------ Data shown

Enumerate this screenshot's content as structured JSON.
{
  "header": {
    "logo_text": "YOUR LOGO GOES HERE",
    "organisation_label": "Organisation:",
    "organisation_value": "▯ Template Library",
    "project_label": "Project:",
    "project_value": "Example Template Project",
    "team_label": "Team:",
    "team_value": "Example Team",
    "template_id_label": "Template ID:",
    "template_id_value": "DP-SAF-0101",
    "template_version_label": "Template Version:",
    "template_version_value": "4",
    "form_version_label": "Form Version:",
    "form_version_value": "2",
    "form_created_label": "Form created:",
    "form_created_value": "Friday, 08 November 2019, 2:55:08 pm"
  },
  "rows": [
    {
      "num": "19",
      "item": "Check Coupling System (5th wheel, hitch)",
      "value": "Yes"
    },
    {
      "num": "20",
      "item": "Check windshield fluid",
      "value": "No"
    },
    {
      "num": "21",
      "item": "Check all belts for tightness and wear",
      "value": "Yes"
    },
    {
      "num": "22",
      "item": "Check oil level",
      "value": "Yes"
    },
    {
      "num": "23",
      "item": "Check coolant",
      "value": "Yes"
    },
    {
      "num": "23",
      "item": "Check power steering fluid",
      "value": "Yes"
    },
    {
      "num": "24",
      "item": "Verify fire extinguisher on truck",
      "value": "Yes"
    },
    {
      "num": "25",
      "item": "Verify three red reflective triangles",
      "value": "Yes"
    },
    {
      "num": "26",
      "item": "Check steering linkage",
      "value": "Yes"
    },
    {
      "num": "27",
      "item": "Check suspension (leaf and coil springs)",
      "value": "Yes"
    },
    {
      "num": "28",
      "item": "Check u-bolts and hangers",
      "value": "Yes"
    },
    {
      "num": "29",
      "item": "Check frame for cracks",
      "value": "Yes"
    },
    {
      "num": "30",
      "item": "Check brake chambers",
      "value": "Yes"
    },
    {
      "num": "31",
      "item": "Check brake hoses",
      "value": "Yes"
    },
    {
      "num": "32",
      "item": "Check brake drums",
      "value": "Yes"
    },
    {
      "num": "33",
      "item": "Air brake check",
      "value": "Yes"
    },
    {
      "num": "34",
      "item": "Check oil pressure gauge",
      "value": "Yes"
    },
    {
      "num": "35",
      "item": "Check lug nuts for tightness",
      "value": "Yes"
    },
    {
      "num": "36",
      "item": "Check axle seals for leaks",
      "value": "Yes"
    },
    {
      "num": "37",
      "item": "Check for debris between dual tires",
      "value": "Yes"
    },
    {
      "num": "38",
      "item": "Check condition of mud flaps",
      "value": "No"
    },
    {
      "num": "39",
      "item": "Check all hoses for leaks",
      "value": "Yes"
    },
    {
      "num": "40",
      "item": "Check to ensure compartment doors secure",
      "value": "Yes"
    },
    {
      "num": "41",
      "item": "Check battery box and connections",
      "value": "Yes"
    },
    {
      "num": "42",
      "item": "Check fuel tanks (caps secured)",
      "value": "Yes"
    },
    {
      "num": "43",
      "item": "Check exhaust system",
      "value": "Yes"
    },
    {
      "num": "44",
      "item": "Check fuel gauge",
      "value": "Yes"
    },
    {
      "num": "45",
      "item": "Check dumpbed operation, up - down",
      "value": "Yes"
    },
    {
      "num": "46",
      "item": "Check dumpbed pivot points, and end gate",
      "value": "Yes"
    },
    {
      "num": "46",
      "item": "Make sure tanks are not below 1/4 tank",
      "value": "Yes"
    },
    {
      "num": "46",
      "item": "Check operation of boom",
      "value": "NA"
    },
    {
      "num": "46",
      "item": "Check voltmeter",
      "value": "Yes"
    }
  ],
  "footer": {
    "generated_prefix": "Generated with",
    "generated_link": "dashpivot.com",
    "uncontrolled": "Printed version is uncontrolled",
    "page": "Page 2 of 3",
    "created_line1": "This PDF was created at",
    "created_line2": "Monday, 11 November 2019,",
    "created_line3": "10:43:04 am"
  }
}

------------

## Job
In the entries above, count each line with "steering"; reply with the total only.

## Correct output
2